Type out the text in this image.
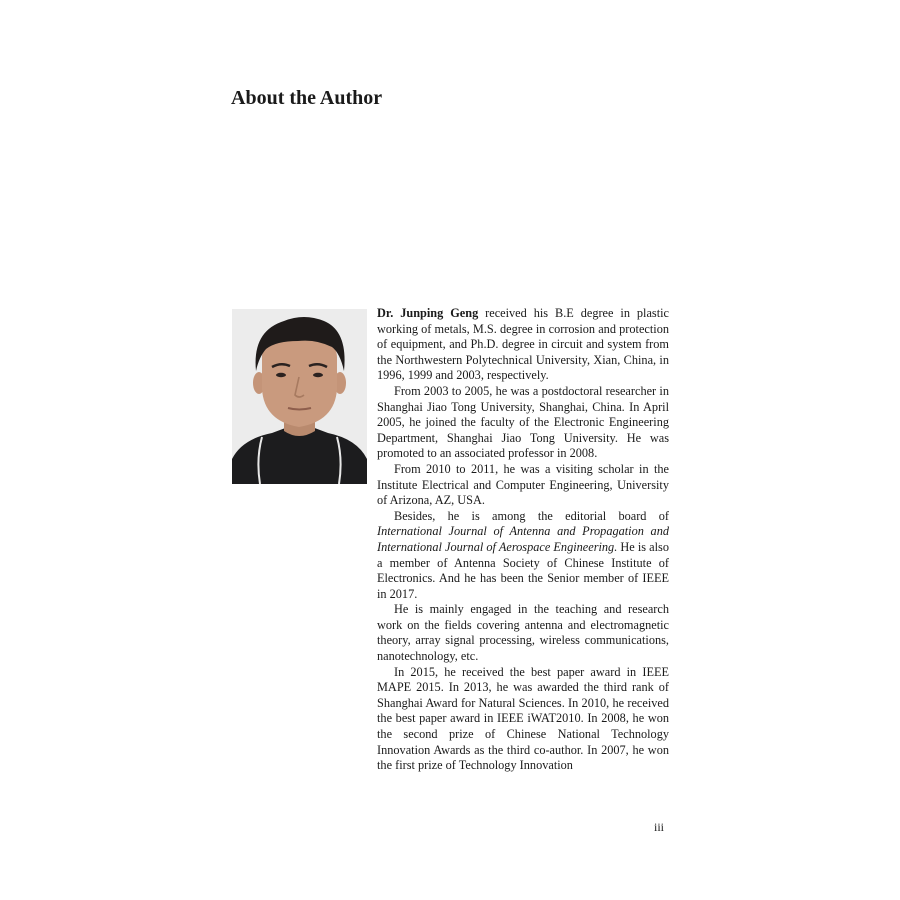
About the Author

Dr. Junping Geng received his B.E degree in plastic working of metals, M.S. degree in corrosion and protection of equipment, and Ph.D. degree in circuit and system from the Northwestern Polytechnical University, Xian, China, in 1996, 1999 and 2003, respectively.

From 2003 to 2005, he was a postdoctoral researcher in Shanghai Jiao Tong University, Shanghai, China. In April 2005, he joined the faculty of the Electronic Engineering Department, Shanghai Jiao Tong University. He was promoted to an associated professor in 2008.

From 2010 to 2011, he was a visiting scholar in the Institute Electrical and Computer Engineering, University of Arizona, AZ, USA.

Besides, he is among the editorial board of International Journal of Antenna and Propagation and International Journal of Aerospace Engineering. He is also a member of Antenna Society of Chinese Institute of Electronics. And he has been the Senior member of IEEE in 2017.

He is mainly engaged in the teaching and research work on the fields covering antenna and electromagnetic theory, array signal processing, wireless communications, nanotechnology, etc.

In 2015, he received the best paper award in IEEE MAPE 2015. In 2013, he was awarded the third rank of Shanghai Award for Natural Sciences. In 2010, he received the best paper award in IEEE iWAT2010. In 2008, he won the second prize of Chinese National Technology Innovation Awards as the third co-author. In 2007, he won the first prize of Technology Innovation

iii
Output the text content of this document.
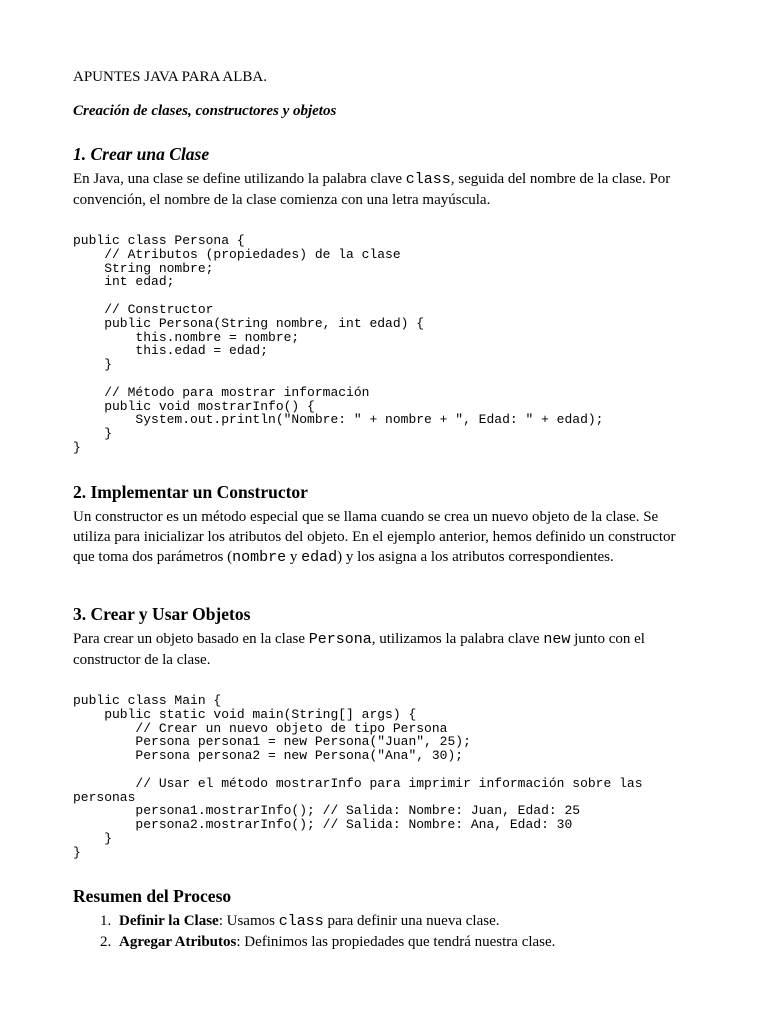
APUNTES JAVA PARA ALBA.

Creación de clases, constructores y objetos

1. Crear una Clase

En Java, una clase se define utilizando la palabra clave class, seguida del nombre de la clase. Por convención, el nombre de la clase comienza con una letra mayúscula.

public class Persona {
// Atributos (propiedades) de la clase
String nombre;
int edad;

// Constructor
public Persona(String nombre, int edad) {
this.nombre = nombre;
this.edad = edad;
}

// Método para mostrar información
public void mostrarInfo() {
System.out.println("Nombre: " + nombre + ", Edad: " + edad);
}
}
2. Implementar un Constructor

Un constructor es un método especial que se llama cuando se crea un nuevo objeto de la clase. Se utiliza para inicializar los atributos del objeto. En el ejemplo anterior, hemos definido un constructor que toma dos parámetros (nombre y edad) y los asigna a los atributos correspondientes.

3. Crear y Usar Objetos

Para crear un objeto basado en la clase Persona, utilizamos la palabra clave new junto con el constructor de la clase.

public class Main {
public static void main(String[] args) {
// Crear un nuevo objeto de tipo Persona
Persona persona1 = new Persona("Juan", 25);
Persona persona2 = new Persona("Ana", 30);

// Usar el método mostrarInfo para imprimir información sobre las
personas
persona1.mostrarInfo(); // Salida: Nombre: Juan, Edad: 25
persona2.mostrarInfo(); // Salida: Nombre: Ana, Edad: 30
}
}
Resumen del Proceso
1. Definir la Clase: Usamos class para definir una nueva clase.
2. Agregar Atributos: Definimos las propiedades que tendrá nuestra clase.
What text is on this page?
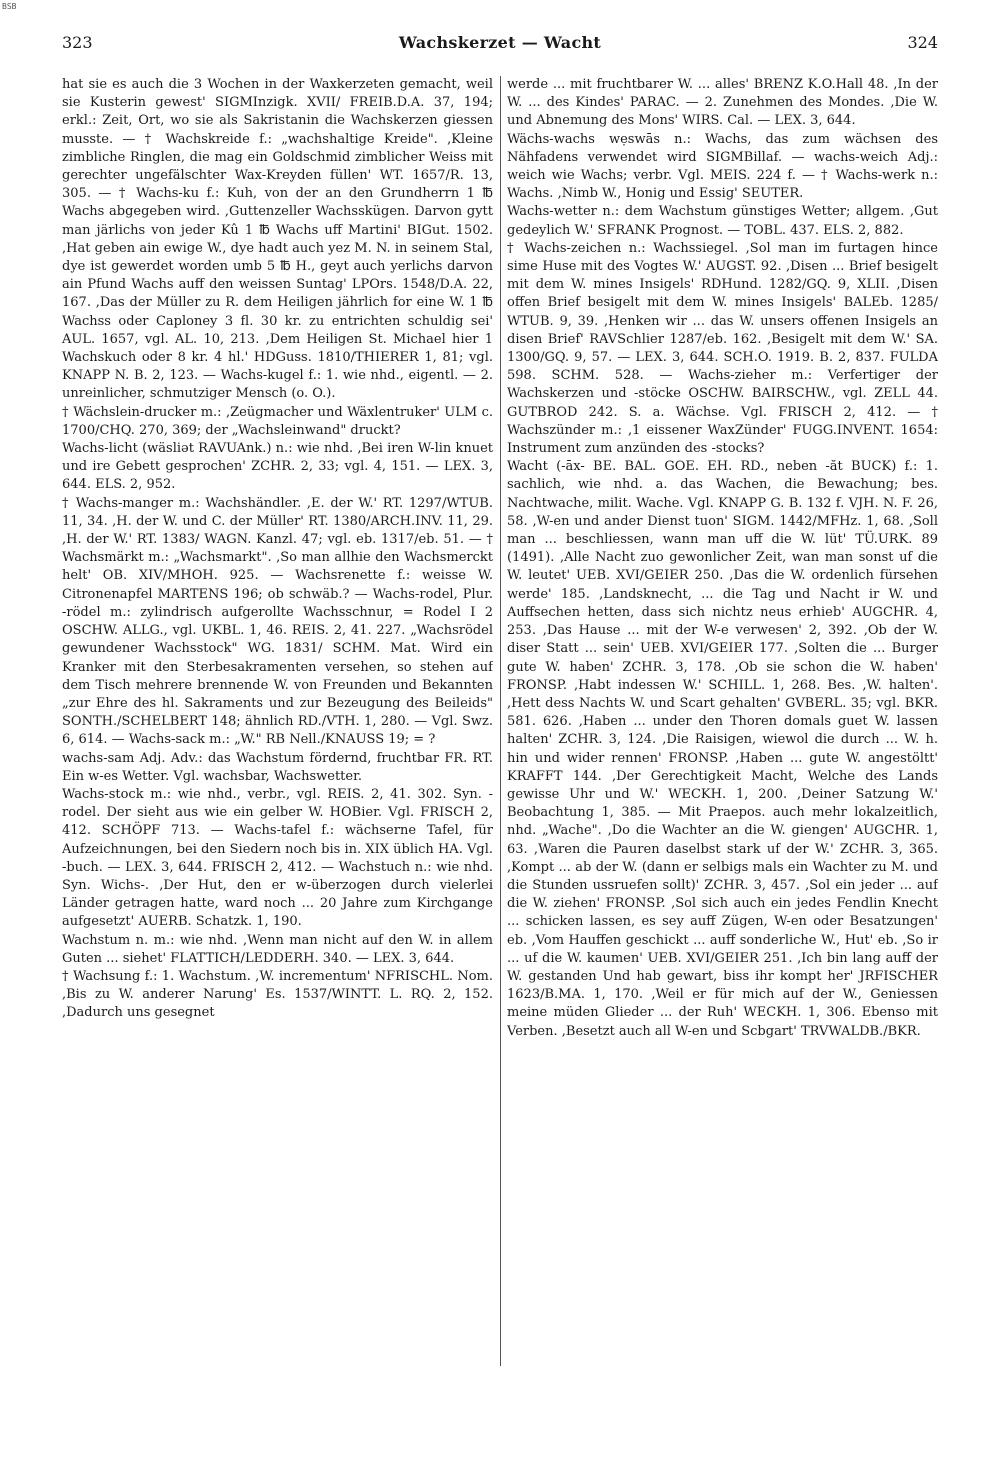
BSB
323	Wachskerzet — Wacht	324

hat sie es auch die 3 Wochen in der Waxkerzeten gemacht, weil sie Kusterin gewest' SIGMInzigk. XVII/ FREIB.D.A. 37, 194; erkl.: Zeit, Ort, wo sie als Sakristanin die Wachskerzen giessen musste. — † Wachskreide f.: „wachshaltige Kreide". ,Kleine zimbliche Ringlen, die mag ein Goldschmid zimblicher Weiss mit gerechter ungefälschter Wax-Kreyden füllen' WT. 1657/R. 13, 305. — † Wachs-ku f.: Kuh, von der an den Grundherrn 1 ℔ Wachs abgegeben wird. ,Guttenzeller Wachsskügen. Darvon gytt man järlichs von jeder Kû 1 ℔ Wachs uff Martini' BIGut. 1502. ,Hat geben ain ewige W., dye hadt auch yez M. N. in seinem Stal, dye ist gewerdet worden umb 5 ℔ H., geyt auch yerlichs darvon ain Pfund Wachs auff den weissen Suntag' LPOrs. 1548/D.A. 22, 167. ,Das der Müller zu R. dem Heiligen jährlich for eine W. 1 ℔ Wachss oder Caploney 3 fl. 30 kr. zu entrichten schuldig sei' AUL. 1657, vgl. AL. 10, 213. ,Dem Heiligen St. Michael hier 1 Wachskuch oder 8 kr. 4 hl.' HDGuss. 1810/THIERER 1, 81; vgl. KNAPP N. B. 2, 123. — Wachs-kugel f.: 1. wie nhd., eigentl. — 2. unreinlicher, schmutziger Mensch (o. O.).

† Wächslein-drucker m.: ,Zeügmacher und Wäxlentruker' ULM c. 1700/CHQ. 270, 369; der „Wachsleinwand" druckt?

Wachs-licht (wäsliət RAVUAnk.) n.: wie nhd. ,Bei iren W-lin knuet und ire Gebett gesprochen' ZCHR. 2, 33; vgl. 4, 151. — LEX. 3, 644. ELS. 2, 952.

† Wachs-manger m.: Wachshändler. ,E. der W.' RT. 1297/WTUB. 11, 34. ,H. der W. und C. der Müller' RT. 1380/ARCH.INV. 11, 29. ,H. der W.' RT. 1383/ WAGN. Kanzl. 47; vgl. eb. 1317/eb. 51. — † Wachsmärkt m.: „Wachsmarkt". ,So man allhie den Wachsmerckt helt' OB. XIV/MHOH. 925. — Wachsrenette f.: weisse W. Citronenapfel MARTENS 196; ob schwäb.? — Wachs-rodel, Plur. -rödel m.: zylindrisch aufgerollte Wachsschnur, = Rodel I 2 OSCHW. ALLG., vgl. UKBL. 1, 46. REIS. 2, 41. 227. „Wachsrödel gewundener Wachsstock" WG. 1831/ SCHM. Mat. Wird ein Kranker mit den Sterbesakramenten versehen, so stehen auf dem Tisch mehrere brennende W. von Freunden und Bekannten „zur Ehre des hl. Sakraments und zur Bezeugung des Beileids" SONTH./SCHELBERT 148; ähnlich RD./VTH. 1, 280. — Vgl. Swz. 6, 614. — Wachs-sack m.: „W." RB Nell./KNAUSS 19; = ?

wachs-sam Adj. Adv.: das Wachstum fördernd, fruchtbar FR. RT. Ein w-es Wetter. Vgl. wachsbar, Wachswetter.

Wachs-stock m.: wie nhd., verbr., vgl. REIS. 2, 41. 302. Syn. -rodel. Der sieht aus wie ein gelber W. HOBier. Vgl. FRISCH 2, 412. SCHÖPF 713. — Wachs-tafel f.: wächserne Tafel, für Aufzeichnungen, bei den Siedern noch bis in. XIX üblich HA. Vgl. -buch. — LEX. 3, 644. FRISCH 2, 412. — Wachstuch n.: wie nhd. Syn. Wichs-. ,Der Hut, den er w-überzogen durch vielerlei Länder getragen hatte, ward noch ... 20 Jahre zum Kirchgange aufgesetzt' AUERB. Schatzk. 1, 190.

Wachstum n. m.: wie nhd. ,Wenn man nicht auf den W. in allem Guten ... siehet' FLATTICH/LEDDERH. 340. — LEX. 3, 644.

† Wachsung f.: 1. Wachstum. ,W. incrementum' NFRISCHL. Nom. ,Bis zu W. anderer Narung' Es. 1537/WINTT. L. RQ. 2, 152. ,Dadurch uns gesegnet

werde ... mit fruchtbarer W. ... alles' BRENZ K.O.Hall 48. ,In der W. ... des Kindes' PARAC. — 2. Zunehmen des Mondes. ,Die W. und Abnemung des Mons' WIRS. Cal. — LEX. 3, 644.

Wächs-wachs wẹswās n.: Wachs, das zum wächsen des Nähfadens verwendet wird SIGMBillaf. — wachs-weich Adj.: weich wie Wachs; verbr. Vgl. MEIS. 224 f. — † Wachs-werk n.: Wachs. ,Nimb W., Honig und Essig' SEUTER.

Wachs-wetter n.: dem Wachstum günstiges Wetter; allgem. ,Gut gedeylich W.' SFRANK Prognost. — TOBL. 437. ELS. 2, 882.

† Wachs-zeichen n.: Wachssiegel. ,Sol man im furtagen hince sime Huse mit des Vogtes W.' AUGST. 92. ,Disen ... Brief besigelt mit dem W. mines Insigels' RDHund. 1282/GQ. 9, XLII. ,Disen offen Brief besigelt mit dem W. mines Insigels' BALEb. 1285/ WTUB. 9, 39. ,Henken wir ... das W. unsers offenen Insigels an disen Brief' RAVSchlier 1287/eb. 162. ,Besigelt mit dem W.' SA. 1300/GQ. 9, 57. — LEX. 3, 644. SCH.O. 1919. B. 2, 837. FULDA 598. SCHM. 528. — Wachs-zieher m.: Verfertiger der Wachskerzen und -stöcke OSCHW. BAIRSCHW., vgl. ZELL 44. GUTBROD 242. S. a. Wächse. Vgl. FRISCH 2, 412. — † Wachszünder m.: ,1 eissener WaxZünder' FUGG.INVENT. 1654: Instrument zum anzünden des -stocks?

Wacht (-āx- BE. BAL. GOE. EH. RD., neben -ăt BUCK) f.: 1. sachlich, wie nhd. a. das Wachen, die Bewachung; bes. Nachtwache, milit. Wache. Vgl. KNAPP G. B. 132 f. VJH. N. F. 26, 58. ,W-en und ander Dienst tuon' SIGM. 1442/MFHz. 1, 68. ,Soll man ... beschliessen, wann man uff die W. lüt' TÜ.URK. 89 (1491). ,Alle Nacht zuo gewonlicher Zeit, wan man sonst uf die W. leutet' UEB. XVI/GEIER 250. ,Das die W. ordenlich fürsehen werde' 185. ,Landsknecht, ... die Tag und Nacht ir W. und Auffsechen hetten, dass sich nichtz neus erhieb' AUGCHR. 4, 253. ,Das Hause ... mit der W-e verwesen' 2, 392. ,Ob der W. diser Statt ... sein' UEB. XVI/GEIER 177. ,Solten die ... Burger gute W. haben' ZCHR. 3, 178. ,Ob sie schon die W. haben' FRONSP. ,Habt indessen W.' SCHILL. 1, 268. Bes. ,W. halten'. ,Hett dess Nachts W. und Scart gehalten' GVBERL. 35; vgl. BKR. 581. 626. ,Haben ... under den Thoren domals guet W. lassen halten' ZCHR. 3, 124. ,Die Raisigen, wiewol die durch ... W. h. hin und wider rennen' FRONSP. ,Haben ... gute W. angestöltt' KRAFFT 144. ,Der Gerechtigkeit Macht, Welche des Lands gewisse Uhr und W.' WECKH. 1, 200. ,Deiner Satzung W.' Beobachtung 1, 385. — Mit Praepos. auch mehr lokalzeitlich, nhd. „Wache". ,Do die Wachter an die W. giengen' AUGCHR. 1, 63. ,Waren die Pauren daselbst stark uf der W.' ZCHR. 3, 365. ,Kompt ... ab der W. (dann er selbigs mals ein Wachter zu M. und die Stunden ussruefen sollt)' ZCHR. 3, 457. ,Sol ein jeder ... auf die W. ziehen' FRONSP. ,Sol sich auch ein jedes Fendlin Knecht ... schicken lassen, es sey auff Zügen, W-en oder Besatzungen' eb. ,Vom Hauffen geschickt ... auff sonderliche W., Hut' eb. ,So ir ... uf die W. kaumen' UEB. XVI/GEIER 251. ,Ich bin lang auff der W. gestanden Und hab gewart, biss ihr kompt her' JRFISCHER 1623/B.MA. 1, 170. ,Weil er für mich auf der W., Geniessen meine müden Glieder ... der Ruh' WECKH. 1, 306. Ebenso mit Verben. ,Besetzt auch all W-en und Scbgart' TRVWALDB./BKR.
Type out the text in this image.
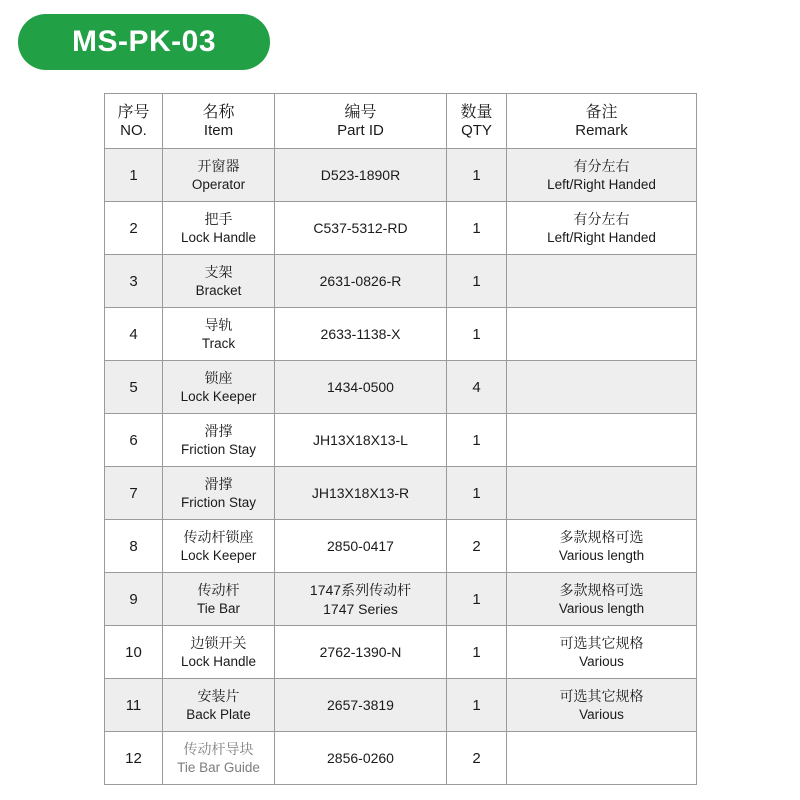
MS-PK-03
序号
NO.	名称
Item	编号
Part ID	数量
QTY	备注
Remark

1	开窗器
Operator	D523-1890R	1	有分左右
Left/Right Handed

2	把手
Lock Handle	C537-5312-RD	1	有分左右
Left/Right Handed

3	支架
Bracket	2631-0826-R	1	

4	导轨
Track	2633-1138-X	1	

5	锁座
Lock Keeper	1434-0500	4	

6	滑撑
Friction Stay	JH13X18X13-L	1	

7	滑撑
Friction Stay	JH13X18X13-R	1	

8	传动杆锁座
Lock Keeper	2850-0417	2	多款规格可选
Various length

9	传动杆
Tie Bar	1747系列传动杆
1747 Series	1	多款规格可选
Various length

10	边锁开关
Lock Handle	2762-1390-N	1	可选其它规格
Various

11	安装片
Back Plate	2657-3819	1	可选其它规格
Various

12	传动杆导块
Tie Bar Guide	2856-0260	2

EXERCISE DIRECTIONS:
Return each line in the records that holds the string "Juan".

PROBLEM SOLUTION:
Persona persona1 = new Persona("Juan", 25);
persona1.mostrarInfo(); // Salida: Nombre: Juan, Edad: 25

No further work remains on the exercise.